**THE EXERCISE**
Make an exact copy of the records, dropping all pictures.

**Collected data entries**

▶

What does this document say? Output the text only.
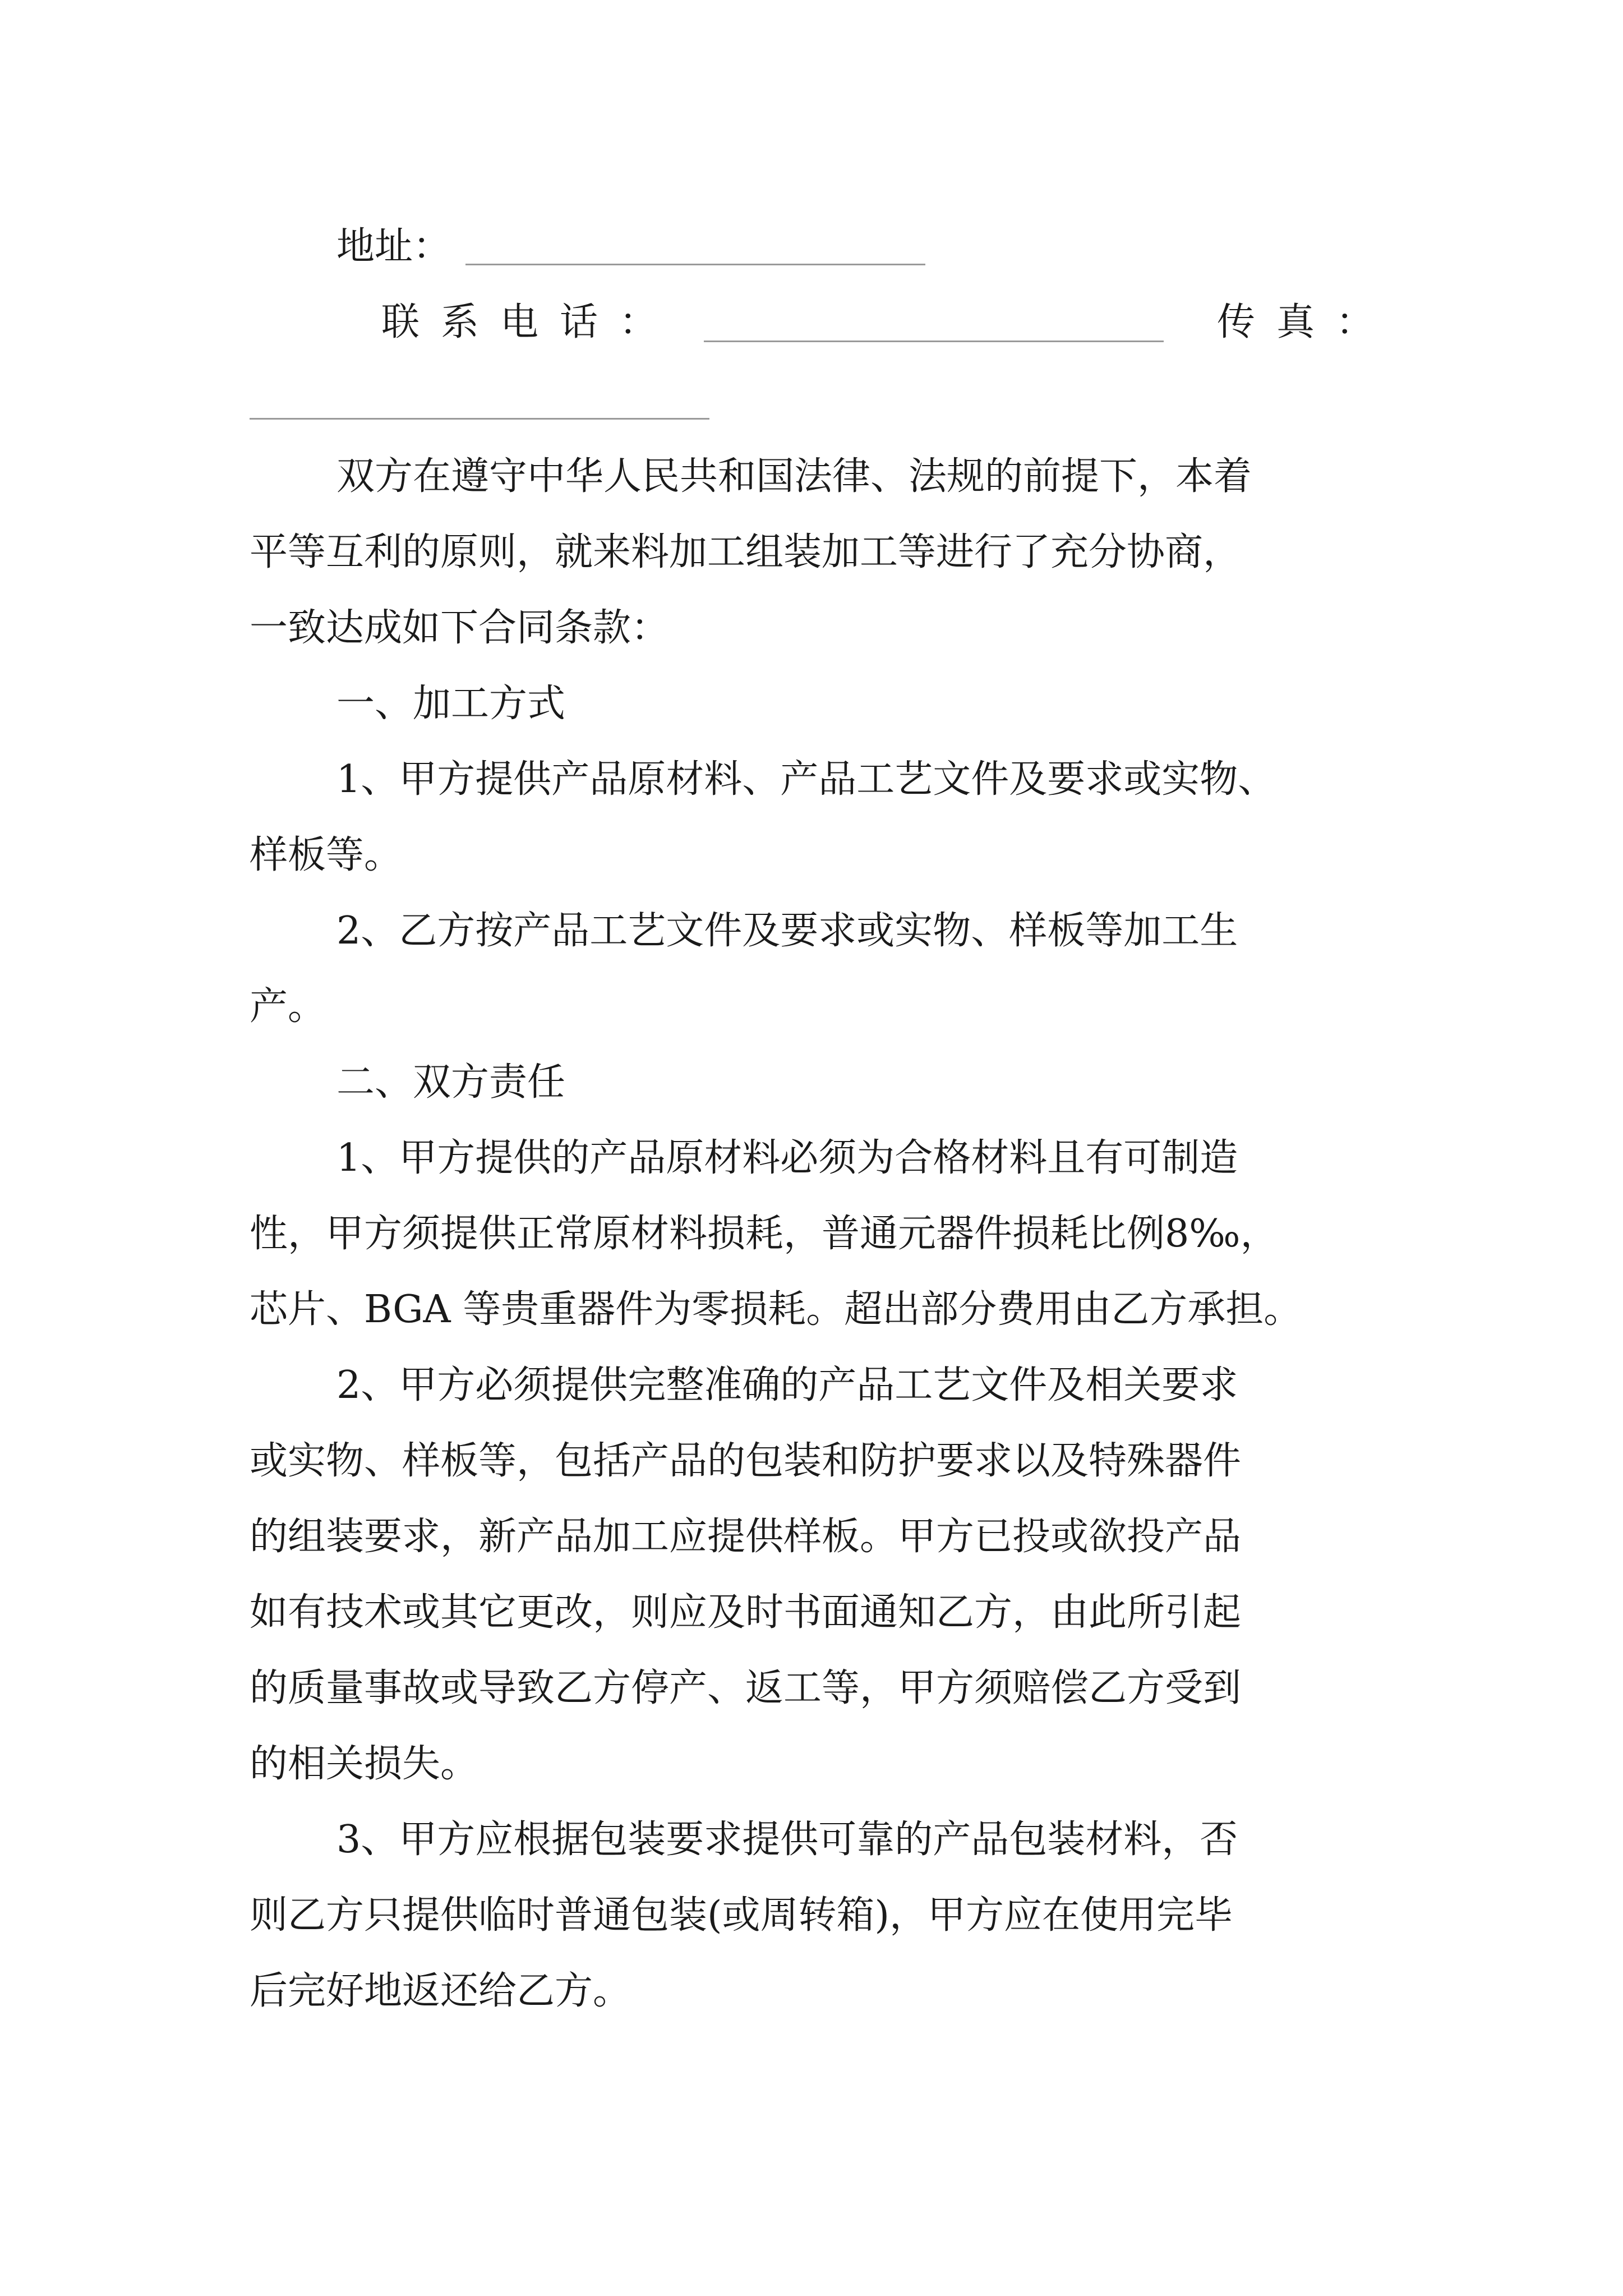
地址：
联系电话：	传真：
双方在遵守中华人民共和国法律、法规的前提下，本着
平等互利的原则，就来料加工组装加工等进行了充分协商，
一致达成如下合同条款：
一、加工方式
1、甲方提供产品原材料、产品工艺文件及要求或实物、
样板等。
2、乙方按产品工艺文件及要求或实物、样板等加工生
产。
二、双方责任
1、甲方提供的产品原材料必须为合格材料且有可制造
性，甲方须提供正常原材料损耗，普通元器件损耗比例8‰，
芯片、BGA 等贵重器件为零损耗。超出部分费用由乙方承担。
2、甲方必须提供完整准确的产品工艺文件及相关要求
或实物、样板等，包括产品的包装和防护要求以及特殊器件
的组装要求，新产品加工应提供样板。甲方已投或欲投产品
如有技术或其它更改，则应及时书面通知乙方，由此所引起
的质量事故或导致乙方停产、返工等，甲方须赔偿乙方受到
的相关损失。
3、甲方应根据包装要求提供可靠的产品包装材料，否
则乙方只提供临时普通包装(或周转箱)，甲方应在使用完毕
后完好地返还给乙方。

◀

**IN RESPONSE**
What does this document say? Output the text only.
地址：
联系电话：	传真：
双方在遵守中华人民共和国法律、法规的前提下，本着
平等互利的原则，就来料加工组装加工等进行了充分协商，
一致达成如下合同条款：
一、加工方式
1、甲方提供产品原材料、产品工艺文件及要求或实物、
样板等。
2、乙方按产品工艺文件及要求或实物、样板等加工生
产。
二、双方责任
1、甲方提供的产品原材料必须为合格材料且有可制造
性，甲方须提供正常原材料损耗，普通元器件损耗比例8‰，
芯片、BGA 等贵重器件为零损耗。超出部分费用由乙方承担。
2、甲方必须提供完整准确的产品工艺文件及相关要求
或实物、样板等，包括产品的包装和防护要求以及特殊器件
的组装要求，新产品加工应提供样板。甲方已投或欲投产品
如有技术或其它更改，则应及时书面通知乙方，由此所引起
的质量事故或导致乙方停产、返工等，甲方须赔偿乙方受到
的相关损失。
3、甲方应根据包装要求提供可靠的产品包装材料，否
则乙方只提供临时普通包装(或周转箱)，甲方应在使用完毕
后完好地返还给乙方。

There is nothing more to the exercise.